**TASK PROMPT**
Find each line below that includes "primary", then copy it.

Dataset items

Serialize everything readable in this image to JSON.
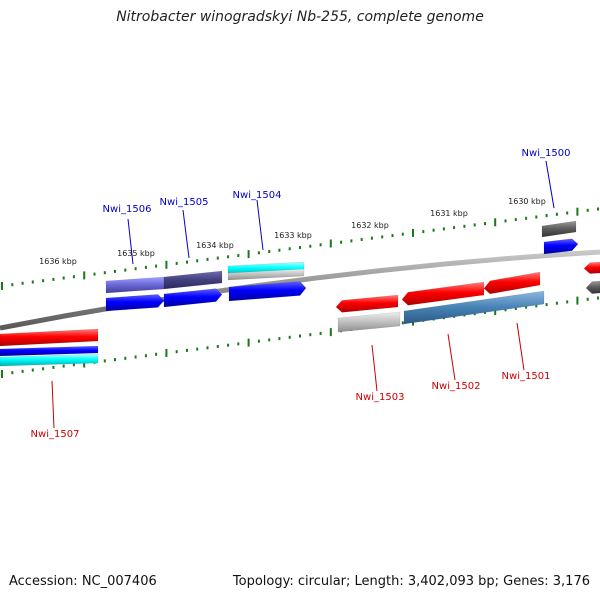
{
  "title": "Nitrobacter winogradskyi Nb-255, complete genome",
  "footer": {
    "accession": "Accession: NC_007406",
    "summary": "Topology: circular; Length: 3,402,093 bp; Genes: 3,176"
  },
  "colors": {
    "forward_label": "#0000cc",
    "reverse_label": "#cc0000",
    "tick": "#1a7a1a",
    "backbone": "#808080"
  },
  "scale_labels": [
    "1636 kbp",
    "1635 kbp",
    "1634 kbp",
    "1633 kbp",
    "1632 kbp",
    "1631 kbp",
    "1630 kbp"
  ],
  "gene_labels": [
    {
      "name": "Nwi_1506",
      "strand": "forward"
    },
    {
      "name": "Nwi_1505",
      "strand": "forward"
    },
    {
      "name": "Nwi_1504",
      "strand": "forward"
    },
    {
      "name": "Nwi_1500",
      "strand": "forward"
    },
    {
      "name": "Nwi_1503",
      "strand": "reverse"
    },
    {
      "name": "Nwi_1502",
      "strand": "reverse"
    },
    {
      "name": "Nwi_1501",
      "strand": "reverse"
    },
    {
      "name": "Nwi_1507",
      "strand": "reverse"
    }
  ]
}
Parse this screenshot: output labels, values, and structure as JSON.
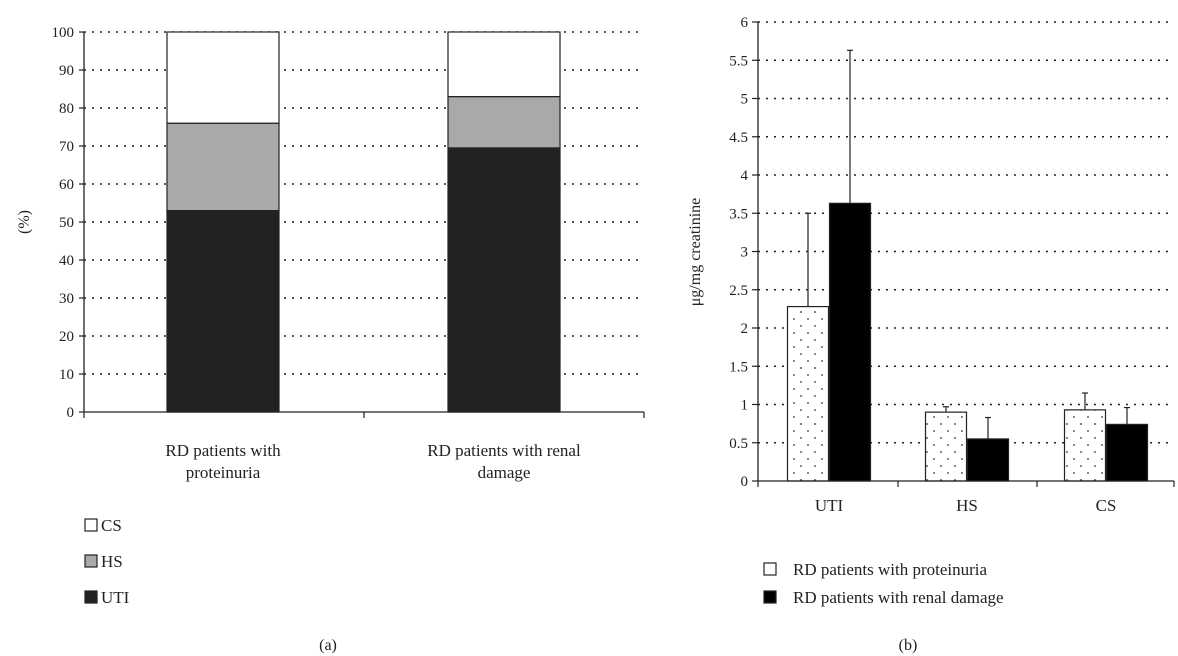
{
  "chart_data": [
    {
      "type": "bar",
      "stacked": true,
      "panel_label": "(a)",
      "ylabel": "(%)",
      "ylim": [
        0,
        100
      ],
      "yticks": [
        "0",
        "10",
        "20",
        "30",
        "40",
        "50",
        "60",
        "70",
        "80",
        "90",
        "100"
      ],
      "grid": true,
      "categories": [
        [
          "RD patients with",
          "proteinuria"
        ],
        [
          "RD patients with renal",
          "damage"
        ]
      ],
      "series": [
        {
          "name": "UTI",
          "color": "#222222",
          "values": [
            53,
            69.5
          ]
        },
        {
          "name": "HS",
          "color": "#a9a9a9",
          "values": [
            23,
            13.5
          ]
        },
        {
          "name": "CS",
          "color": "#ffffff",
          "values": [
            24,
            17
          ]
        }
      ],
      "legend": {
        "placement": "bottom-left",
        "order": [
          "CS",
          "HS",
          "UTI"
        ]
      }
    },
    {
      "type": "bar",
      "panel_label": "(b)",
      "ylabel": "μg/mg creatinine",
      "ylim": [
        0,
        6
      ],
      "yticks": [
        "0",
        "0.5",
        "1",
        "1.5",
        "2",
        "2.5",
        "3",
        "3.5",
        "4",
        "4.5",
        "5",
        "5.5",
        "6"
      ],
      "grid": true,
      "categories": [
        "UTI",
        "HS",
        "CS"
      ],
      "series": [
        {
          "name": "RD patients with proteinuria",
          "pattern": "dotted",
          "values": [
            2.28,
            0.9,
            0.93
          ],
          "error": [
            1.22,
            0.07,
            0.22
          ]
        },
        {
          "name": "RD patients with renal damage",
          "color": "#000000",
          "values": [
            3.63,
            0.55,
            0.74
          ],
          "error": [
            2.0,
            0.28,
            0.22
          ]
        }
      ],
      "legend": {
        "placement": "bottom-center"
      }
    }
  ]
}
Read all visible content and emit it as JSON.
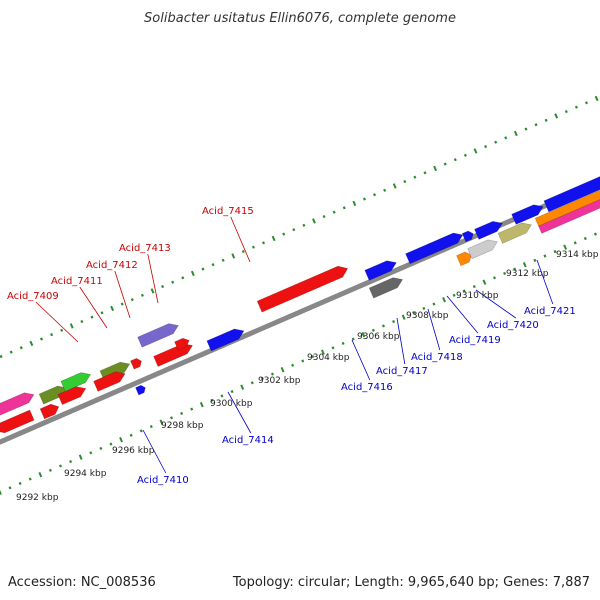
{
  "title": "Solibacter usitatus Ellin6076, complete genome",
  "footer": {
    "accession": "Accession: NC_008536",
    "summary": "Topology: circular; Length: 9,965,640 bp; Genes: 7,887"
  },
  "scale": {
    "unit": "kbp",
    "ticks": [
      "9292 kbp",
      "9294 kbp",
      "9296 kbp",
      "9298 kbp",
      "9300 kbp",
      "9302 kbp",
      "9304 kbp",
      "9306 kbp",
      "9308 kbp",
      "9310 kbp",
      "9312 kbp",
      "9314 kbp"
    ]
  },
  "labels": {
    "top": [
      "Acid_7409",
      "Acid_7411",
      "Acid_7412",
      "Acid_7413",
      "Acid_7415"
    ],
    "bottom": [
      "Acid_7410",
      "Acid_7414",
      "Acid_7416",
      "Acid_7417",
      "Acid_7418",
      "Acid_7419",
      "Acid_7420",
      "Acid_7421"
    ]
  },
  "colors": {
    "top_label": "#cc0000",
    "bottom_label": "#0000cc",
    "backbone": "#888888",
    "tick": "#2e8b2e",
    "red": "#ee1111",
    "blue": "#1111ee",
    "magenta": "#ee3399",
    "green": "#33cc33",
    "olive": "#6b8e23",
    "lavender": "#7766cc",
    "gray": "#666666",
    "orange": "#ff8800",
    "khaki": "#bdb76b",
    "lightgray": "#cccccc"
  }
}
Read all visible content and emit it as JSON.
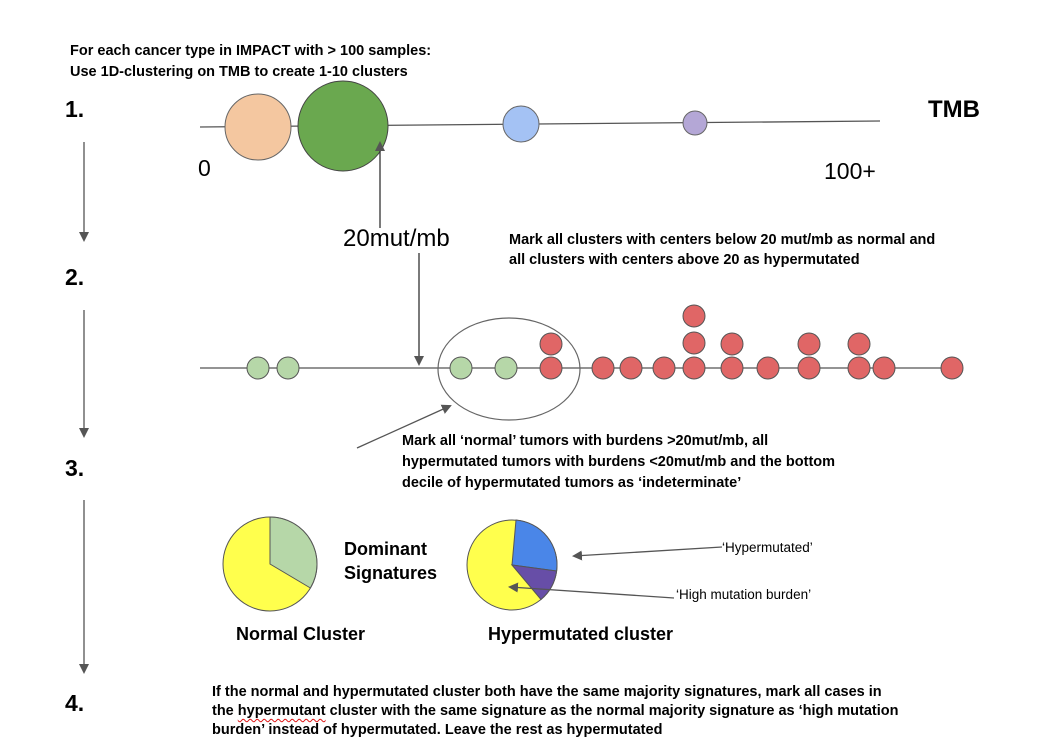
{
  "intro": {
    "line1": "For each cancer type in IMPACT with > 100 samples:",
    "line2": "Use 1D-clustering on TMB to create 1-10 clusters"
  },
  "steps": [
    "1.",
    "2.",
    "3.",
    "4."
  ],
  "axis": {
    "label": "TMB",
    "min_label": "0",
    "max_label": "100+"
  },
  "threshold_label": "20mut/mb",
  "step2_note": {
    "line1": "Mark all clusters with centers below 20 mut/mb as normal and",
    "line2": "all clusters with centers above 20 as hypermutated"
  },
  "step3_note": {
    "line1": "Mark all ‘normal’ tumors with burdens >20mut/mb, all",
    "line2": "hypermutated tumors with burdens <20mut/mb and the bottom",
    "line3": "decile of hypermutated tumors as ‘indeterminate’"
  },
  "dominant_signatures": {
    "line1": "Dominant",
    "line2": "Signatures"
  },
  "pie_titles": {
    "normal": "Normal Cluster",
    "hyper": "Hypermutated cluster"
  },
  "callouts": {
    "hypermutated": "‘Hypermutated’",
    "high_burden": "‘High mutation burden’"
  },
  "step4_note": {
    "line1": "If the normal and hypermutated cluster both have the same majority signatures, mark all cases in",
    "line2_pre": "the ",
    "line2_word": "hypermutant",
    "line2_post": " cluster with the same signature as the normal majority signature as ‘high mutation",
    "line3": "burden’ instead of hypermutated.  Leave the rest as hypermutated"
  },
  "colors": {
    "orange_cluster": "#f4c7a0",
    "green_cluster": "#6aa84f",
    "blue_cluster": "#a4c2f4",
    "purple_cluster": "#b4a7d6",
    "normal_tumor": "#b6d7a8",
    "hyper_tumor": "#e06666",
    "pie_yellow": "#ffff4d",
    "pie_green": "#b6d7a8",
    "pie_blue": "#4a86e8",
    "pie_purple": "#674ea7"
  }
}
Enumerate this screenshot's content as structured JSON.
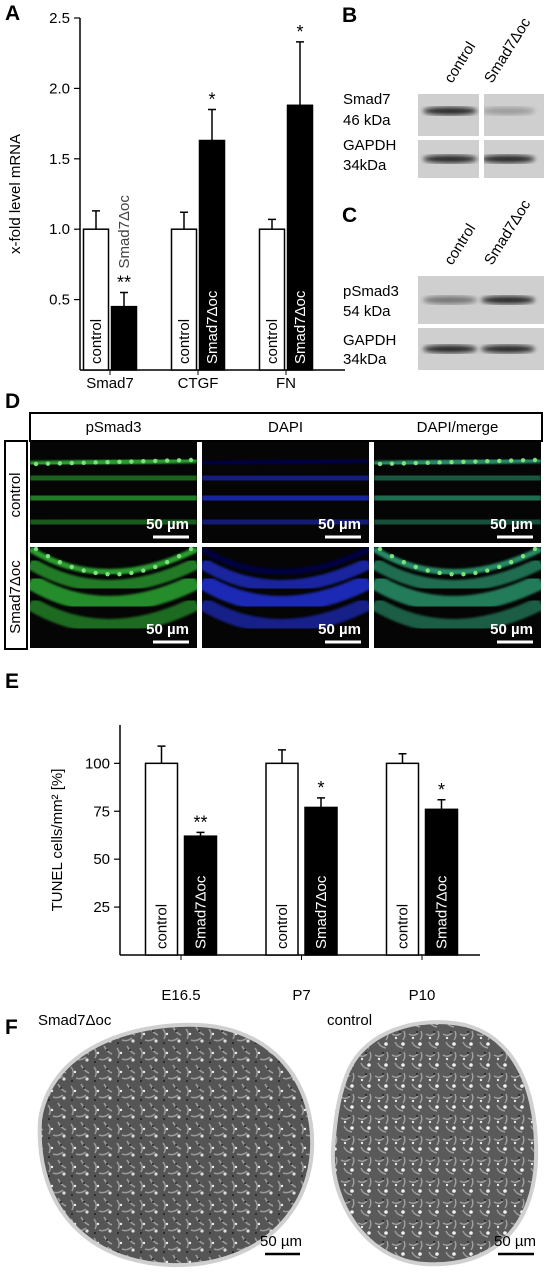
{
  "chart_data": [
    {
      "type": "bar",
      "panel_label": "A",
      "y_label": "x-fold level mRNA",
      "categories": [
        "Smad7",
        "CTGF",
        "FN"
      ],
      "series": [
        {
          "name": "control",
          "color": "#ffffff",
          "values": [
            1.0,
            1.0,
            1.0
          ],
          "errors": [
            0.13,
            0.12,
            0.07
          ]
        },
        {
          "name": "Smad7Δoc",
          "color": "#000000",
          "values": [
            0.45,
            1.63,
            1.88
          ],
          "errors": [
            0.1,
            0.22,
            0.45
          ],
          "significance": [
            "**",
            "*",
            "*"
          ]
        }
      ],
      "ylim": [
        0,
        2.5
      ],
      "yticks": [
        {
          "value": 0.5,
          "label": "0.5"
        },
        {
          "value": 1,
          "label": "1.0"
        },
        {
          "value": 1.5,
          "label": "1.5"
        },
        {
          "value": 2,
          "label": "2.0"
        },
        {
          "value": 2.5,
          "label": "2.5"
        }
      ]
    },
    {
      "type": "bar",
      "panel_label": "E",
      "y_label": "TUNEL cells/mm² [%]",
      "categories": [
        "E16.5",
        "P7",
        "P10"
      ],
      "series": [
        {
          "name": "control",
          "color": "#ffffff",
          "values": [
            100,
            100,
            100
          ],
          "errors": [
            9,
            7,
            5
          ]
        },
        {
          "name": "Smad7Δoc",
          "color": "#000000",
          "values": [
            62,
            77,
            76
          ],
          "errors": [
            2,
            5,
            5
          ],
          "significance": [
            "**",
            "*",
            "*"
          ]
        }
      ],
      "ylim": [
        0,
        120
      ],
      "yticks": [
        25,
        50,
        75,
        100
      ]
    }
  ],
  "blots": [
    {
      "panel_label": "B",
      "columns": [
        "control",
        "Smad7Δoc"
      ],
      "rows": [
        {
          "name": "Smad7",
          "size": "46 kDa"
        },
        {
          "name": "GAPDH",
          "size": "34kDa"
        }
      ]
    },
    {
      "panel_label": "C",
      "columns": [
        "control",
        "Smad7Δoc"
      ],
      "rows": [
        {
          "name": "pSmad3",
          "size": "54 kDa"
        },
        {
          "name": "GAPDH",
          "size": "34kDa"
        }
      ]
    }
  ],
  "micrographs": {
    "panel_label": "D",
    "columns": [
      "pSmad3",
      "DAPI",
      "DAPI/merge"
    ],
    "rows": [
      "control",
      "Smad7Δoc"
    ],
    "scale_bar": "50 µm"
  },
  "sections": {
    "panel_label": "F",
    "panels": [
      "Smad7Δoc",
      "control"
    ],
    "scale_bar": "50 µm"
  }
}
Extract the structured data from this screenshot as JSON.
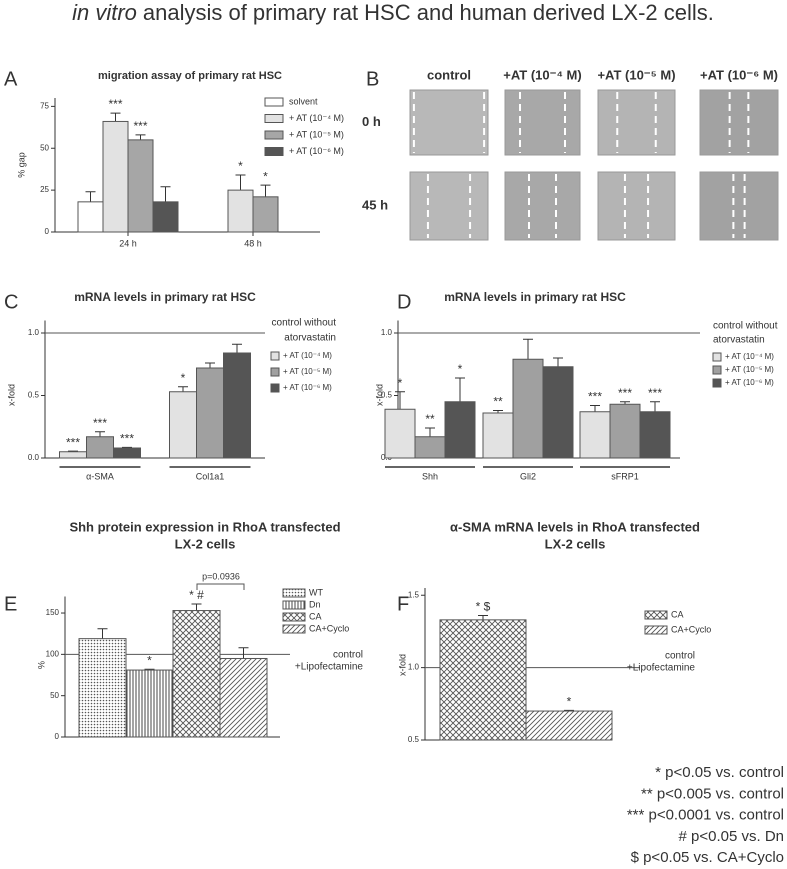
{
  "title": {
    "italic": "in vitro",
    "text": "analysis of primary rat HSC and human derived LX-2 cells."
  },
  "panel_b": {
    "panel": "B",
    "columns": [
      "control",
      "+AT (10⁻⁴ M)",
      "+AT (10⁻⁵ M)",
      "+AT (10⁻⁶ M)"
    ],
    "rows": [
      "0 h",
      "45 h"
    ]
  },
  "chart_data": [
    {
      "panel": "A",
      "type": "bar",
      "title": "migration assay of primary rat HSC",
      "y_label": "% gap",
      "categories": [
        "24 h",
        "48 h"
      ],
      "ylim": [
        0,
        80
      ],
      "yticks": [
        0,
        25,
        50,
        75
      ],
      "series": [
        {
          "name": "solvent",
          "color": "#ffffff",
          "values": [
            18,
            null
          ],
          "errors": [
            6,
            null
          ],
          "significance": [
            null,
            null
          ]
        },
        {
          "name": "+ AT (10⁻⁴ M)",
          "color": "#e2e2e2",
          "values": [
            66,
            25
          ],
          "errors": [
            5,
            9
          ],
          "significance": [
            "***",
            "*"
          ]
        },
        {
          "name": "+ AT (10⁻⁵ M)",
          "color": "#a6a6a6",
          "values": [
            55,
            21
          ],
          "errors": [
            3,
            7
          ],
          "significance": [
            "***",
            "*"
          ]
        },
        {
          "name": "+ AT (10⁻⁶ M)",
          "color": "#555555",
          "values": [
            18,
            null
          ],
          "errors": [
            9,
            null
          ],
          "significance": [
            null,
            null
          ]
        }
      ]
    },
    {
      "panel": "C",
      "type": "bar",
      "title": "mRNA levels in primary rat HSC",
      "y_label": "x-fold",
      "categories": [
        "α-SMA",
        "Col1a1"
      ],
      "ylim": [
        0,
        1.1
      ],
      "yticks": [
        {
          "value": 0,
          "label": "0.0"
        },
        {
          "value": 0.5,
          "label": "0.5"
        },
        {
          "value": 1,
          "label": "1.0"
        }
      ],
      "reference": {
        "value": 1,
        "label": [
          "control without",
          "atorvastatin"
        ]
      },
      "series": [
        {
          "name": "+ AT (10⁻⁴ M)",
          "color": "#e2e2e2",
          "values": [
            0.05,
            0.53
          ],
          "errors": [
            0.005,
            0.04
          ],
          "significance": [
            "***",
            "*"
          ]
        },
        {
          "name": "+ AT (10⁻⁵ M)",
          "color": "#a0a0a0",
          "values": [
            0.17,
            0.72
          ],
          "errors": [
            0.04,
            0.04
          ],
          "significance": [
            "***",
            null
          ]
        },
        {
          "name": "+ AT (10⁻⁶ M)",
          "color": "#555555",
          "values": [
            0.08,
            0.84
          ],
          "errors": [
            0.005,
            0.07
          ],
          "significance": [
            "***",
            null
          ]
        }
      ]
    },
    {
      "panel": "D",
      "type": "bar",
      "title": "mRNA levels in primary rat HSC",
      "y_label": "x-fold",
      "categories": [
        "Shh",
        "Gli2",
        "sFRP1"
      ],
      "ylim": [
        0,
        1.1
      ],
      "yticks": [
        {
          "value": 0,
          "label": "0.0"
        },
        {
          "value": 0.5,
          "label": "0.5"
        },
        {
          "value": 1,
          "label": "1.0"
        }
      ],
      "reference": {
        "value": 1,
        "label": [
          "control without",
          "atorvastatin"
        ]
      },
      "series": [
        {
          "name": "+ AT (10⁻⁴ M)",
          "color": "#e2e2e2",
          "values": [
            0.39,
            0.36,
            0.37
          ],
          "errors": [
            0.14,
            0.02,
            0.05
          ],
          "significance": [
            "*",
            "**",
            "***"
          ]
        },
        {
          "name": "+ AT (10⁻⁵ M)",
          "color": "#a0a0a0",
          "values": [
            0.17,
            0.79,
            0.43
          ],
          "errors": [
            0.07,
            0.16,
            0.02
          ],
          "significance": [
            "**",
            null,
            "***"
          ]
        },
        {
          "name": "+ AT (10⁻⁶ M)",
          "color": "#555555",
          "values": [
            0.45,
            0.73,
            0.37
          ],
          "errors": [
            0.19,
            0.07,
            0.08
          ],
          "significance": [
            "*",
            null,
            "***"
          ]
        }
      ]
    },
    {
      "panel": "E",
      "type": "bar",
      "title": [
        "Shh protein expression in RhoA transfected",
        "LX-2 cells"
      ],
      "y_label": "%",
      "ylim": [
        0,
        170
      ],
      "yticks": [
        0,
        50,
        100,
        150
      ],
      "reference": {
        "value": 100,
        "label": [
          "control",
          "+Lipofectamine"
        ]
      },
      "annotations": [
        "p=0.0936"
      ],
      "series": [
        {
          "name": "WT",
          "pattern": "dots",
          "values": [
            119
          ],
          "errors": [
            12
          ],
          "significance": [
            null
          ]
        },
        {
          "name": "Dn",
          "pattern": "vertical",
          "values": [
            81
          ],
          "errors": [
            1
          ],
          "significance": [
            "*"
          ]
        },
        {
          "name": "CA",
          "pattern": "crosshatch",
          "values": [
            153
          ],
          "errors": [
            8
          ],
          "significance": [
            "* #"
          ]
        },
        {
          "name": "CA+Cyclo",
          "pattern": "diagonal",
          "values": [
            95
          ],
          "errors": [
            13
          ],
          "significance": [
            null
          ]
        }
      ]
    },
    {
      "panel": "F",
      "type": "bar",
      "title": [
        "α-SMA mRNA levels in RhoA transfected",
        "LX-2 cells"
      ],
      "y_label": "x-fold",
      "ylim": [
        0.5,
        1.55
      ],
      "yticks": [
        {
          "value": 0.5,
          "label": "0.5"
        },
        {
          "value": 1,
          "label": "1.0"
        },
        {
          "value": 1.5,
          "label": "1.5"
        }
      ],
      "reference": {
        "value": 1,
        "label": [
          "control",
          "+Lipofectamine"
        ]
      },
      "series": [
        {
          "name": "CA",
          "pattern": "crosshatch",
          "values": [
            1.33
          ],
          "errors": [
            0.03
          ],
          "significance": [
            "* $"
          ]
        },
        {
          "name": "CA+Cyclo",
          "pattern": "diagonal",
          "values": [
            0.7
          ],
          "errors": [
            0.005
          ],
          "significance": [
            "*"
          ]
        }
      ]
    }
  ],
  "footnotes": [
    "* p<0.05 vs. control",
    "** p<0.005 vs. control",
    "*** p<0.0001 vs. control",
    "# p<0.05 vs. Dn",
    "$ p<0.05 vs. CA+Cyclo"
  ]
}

**TASK OUTPUT**
    "text": "analysis of primary rat HSC and human derived LX-2 cells."
      "title": "migration assay of primary rat HSC",
      "title": "mRNA levels in primary rat HSC",
      "title": "mRNA levels in primary rat HSC",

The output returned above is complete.